### Data shown ###
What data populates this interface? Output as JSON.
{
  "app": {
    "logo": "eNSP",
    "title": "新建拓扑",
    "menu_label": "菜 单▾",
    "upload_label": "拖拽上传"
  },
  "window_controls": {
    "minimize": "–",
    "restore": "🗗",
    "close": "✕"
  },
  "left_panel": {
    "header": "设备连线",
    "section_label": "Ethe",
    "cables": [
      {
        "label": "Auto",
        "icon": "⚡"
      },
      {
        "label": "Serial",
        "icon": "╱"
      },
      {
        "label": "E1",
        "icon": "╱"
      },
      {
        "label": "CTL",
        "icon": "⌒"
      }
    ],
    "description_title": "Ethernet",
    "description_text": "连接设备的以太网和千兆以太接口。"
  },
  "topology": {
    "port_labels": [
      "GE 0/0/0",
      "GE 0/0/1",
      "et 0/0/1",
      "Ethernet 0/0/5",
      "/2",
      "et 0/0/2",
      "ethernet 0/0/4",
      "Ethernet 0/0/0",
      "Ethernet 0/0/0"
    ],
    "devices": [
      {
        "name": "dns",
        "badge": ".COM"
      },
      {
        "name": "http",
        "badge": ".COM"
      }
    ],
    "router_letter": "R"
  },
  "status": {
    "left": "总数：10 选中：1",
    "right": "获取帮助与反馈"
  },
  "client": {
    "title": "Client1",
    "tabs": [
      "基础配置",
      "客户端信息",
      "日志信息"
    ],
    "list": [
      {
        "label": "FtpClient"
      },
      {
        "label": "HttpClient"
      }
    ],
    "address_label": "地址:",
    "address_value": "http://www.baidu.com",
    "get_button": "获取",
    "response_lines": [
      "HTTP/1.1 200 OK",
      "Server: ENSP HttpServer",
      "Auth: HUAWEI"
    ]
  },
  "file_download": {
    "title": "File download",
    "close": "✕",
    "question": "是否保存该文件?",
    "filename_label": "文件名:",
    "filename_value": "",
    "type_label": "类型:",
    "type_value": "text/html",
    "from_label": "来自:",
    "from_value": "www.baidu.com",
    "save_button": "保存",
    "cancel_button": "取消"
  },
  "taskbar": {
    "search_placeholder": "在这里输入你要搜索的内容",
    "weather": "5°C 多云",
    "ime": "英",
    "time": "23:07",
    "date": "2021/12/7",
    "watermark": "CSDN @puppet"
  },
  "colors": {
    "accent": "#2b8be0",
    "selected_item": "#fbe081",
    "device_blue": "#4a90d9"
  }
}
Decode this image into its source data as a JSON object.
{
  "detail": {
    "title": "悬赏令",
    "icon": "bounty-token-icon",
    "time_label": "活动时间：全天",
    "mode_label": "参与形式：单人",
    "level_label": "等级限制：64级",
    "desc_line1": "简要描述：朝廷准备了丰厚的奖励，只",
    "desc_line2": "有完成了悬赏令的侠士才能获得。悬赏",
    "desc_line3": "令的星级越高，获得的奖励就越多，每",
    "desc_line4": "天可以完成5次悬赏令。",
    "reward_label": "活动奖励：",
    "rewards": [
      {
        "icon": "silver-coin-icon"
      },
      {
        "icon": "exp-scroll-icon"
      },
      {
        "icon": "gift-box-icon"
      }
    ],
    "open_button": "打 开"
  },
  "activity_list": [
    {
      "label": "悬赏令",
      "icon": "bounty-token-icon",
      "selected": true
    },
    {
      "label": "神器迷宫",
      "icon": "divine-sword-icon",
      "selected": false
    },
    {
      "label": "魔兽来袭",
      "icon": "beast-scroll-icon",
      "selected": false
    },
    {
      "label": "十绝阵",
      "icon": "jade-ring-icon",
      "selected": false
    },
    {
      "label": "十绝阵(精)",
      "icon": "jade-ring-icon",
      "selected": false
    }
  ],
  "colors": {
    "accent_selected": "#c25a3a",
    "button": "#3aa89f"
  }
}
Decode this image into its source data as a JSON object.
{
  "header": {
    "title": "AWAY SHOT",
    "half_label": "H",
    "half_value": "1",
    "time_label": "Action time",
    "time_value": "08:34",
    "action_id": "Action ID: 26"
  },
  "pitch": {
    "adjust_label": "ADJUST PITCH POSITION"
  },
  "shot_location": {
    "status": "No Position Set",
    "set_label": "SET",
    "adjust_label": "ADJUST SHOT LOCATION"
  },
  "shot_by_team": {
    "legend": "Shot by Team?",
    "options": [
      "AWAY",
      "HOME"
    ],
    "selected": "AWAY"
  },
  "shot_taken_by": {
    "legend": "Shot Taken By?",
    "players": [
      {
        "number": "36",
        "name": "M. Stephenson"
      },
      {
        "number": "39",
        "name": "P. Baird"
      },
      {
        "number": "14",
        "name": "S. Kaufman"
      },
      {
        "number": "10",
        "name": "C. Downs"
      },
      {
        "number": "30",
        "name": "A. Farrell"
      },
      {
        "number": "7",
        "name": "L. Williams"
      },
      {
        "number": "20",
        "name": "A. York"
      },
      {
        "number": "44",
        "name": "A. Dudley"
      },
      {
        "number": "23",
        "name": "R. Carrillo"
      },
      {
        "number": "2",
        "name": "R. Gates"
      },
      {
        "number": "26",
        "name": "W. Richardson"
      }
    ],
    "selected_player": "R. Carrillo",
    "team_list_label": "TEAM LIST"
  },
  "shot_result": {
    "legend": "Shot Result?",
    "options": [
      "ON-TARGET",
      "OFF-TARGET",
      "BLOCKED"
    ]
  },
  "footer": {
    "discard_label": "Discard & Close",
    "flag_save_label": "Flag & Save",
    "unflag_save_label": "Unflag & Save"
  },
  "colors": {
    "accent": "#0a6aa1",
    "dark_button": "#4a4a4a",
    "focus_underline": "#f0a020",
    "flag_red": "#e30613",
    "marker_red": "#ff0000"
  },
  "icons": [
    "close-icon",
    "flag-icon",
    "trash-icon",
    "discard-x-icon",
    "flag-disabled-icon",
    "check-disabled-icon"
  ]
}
###
- _Aim of the exercise_
Copy out the whole listing exactly.

- _Exercise result_
What data populates this interface? Output as JSON.
{
  "app": {
    "logo": "eNSP",
    "title": "新建拓扑",
    "menu_label": "菜 单▾",
    "upload_label": "拖拽上传"
  },
  "window_controls": {
    "minimize": "–",
    "restore": "🗗",
    "close": "✕"
  },
  "left_panel": {
    "header": "设备连线",
    "section_label": "Ethe",
    "cables": [
      {
        "label": "Auto",
        "icon": "⚡"
      },
      {
        "label": "Serial",
        "icon": "╱"
      },
      {
        "label": "E1",
        "icon": "╱"
      },
      {
        "label": "CTL",
        "icon": "⌒"
      }
    ],
    "description_title": "Ethernet",
    "description_text": "连接设备的以太网和千兆以太接口。"
  },
  "topology": {
    "port_labels": [
      "GE 0/0/0",
      "GE 0/0/1",
      "et 0/0/1",
      "Ethernet 0/0/5",
      "/2",
      "et 0/0/2",
      "ethernet 0/0/4",
      "Ethernet 0/0/0",
      "Ethernet 0/0/0"
    ],
    "devices": [
      {
        "name": "dns",
        "badge": ".COM"
      },
      {
        "name": "http",
        "badge": ".COM"
      }
    ],
    "router_letter": "R"
  },
  "status": {
    "left": "总数：10 选中：1",
    "right": "获取帮助与反馈"
  },
  "client": {
    "title": "Client1",
    "tabs": [
      "基础配置",
      "客户端信息",
      "日志信息"
    ],
    "list": [
      {
        "label": "FtpClient"
      },
      {
        "label": "HttpClient"
      }
    ],
    "address_label": "地址:",
    "address_value": "http://www.baidu.com",
    "get_button": "获取",
    "response_lines": [
      "HTTP/1.1 200 OK",
      "Server: ENSP HttpServer",
      "Auth: HUAWEI"
    ]
  },
  "file_download": {
    "title": "File download",
    "close": "✕",
    "question": "是否保存该文件?",
    "filename_label": "文件名:",
    "filename_value": "",
    "type_label": "类型:",
    "type_value": "text/html",
    "from_label": "来自:",
    "from_value": "www.baidu.com",
    "save_button": "保存",
    "cancel_button": "取消"
  },
  "taskbar": {
    "search_placeholder": "在这里输入你要搜索的内容",
    "weather": "5°C 多云",
    "ime": "英",
    "time": "23:07",
    "date": "2021/12/7",
    "watermark": "CSDN @puppet"
  },
  "colors": {
    "accent": "#2b8be0",
    "selected_item": "#fbe081",
    "device_blue": "#4a90d9"
  }
}
Decode this image into its source data as a JSON object.
{
  "detail": {
    "title": "悬赏令",
    "icon": "bounty-token-icon",
    "time_label": "活动时间：全天",
    "mode_label": "参与形式：单人",
    "level_label": "等级限制：64级",
    "desc_line1": "简要描述：朝廷准备了丰厚的奖励，只",
    "desc_line2": "有完成了悬赏令的侠士才能获得。悬赏",
    "desc_line3": "令的星级越高，获得的奖励就越多，每",
    "desc_line4": "天可以完成5次悬赏令。",
    "reward_label": "活动奖励：",
    "rewards": [
      {
        "icon": "silver-coin-icon"
      },
      {
        "icon": "exp-scroll-icon"
      },
      {
        "icon": "gift-box-icon"
      }
    ],
    "open_button": "打 开"
  },
  "activity_list": [
    {
      "label": "悬赏令",
      "icon": "bounty-token-icon",
      "selected": true
    },
    {
      "label": "神器迷宫",
      "icon": "divine-sword-icon",
      "selected": false
    },
    {
      "label": "魔兽来袭",
      "icon": "beast-scroll-icon",
      "selected": false
    },
    {
      "label": "十绝阵",
      "icon": "jade-ring-icon",
      "selected": false
    },
    {
      "label": "十绝阵(精)",
      "icon": "jade-ring-icon",
      "selected": false
    }
  ],
  "colors": {
    "accent_selected": "#c25a3a",
    "button": "#3aa89f"
  }
}
Decode this image into its source data as a JSON object.
{
  "header": {
    "title": "AWAY SHOT",
    "half_label": "H",
    "half_value": "1",
    "time_label": "Action time",
    "time_value": "08:34",
    "action_id": "Action ID: 26"
  },
  "pitch": {
    "adjust_label": "ADJUST PITCH POSITION"
  },
  "shot_location": {
    "status": "No Position Set",
    "set_label": "SET",
    "adjust_label": "ADJUST SHOT LOCATION"
  },
  "shot_by_team": {
    "legend": "Shot by Team?",
    "options": [
      "AWAY",
      "HOME"
    ],
    "selected": "AWAY"
  },
  "shot_taken_by": {
    "legend": "Shot Taken By?",
    "players": [
      {
        "number": "36",
        "name": "M. Stephenson"
      },
      {
        "number": "39",
        "name": "P. Baird"
      },
      {
        "number": "14",
        "name": "S. Kaufman"
      },
      {
        "number": "10",
        "name": "C. Downs"
      },
      {
        "number": "30",
        "name": "A. Farrell"
      },
      {
        "number": "7",
        "name": "L. Williams"
      },
      {
        "number": "20",
        "name": "A. York"
      },
      {
        "number": "44",
        "name": "A. Dudley"
      },
      {
        "number": "23",
        "name": "R. Carrillo"
      },
      {
        "number": "2",
        "name": "R. Gates"
      },
      {
        "number": "26",
        "name": "W. Richardson"
      }
    ],
    "selected_player": "R. Carrillo",
    "team_list_label": "TEAM LIST"
  },
  "shot_result": {
    "legend": "Shot Result?",
    "options": [
      "ON-TARGET",
      "OFF-TARGET",
      "BLOCKED"
    ]
  },
  "footer": {
    "discard_label": "Discard & Close",
    "flag_save_label": "Flag & Save",
    "unflag_save_label": "Unflag & Save"
  },
  "colors": {
    "accent": "#0a6aa1",
    "dark_button": "#4a4a4a",
    "focus_underline": "#f0a020",
    "flag_red": "#e30613",
    "marker_red": "#ff0000"
  },
  "icons": [
    "close-icon",
    "flag-icon",
    "trash-icon",
    "discard-x-icon",
    "flag-disabled-icon",
    "check-disabled-icon"
  ]
}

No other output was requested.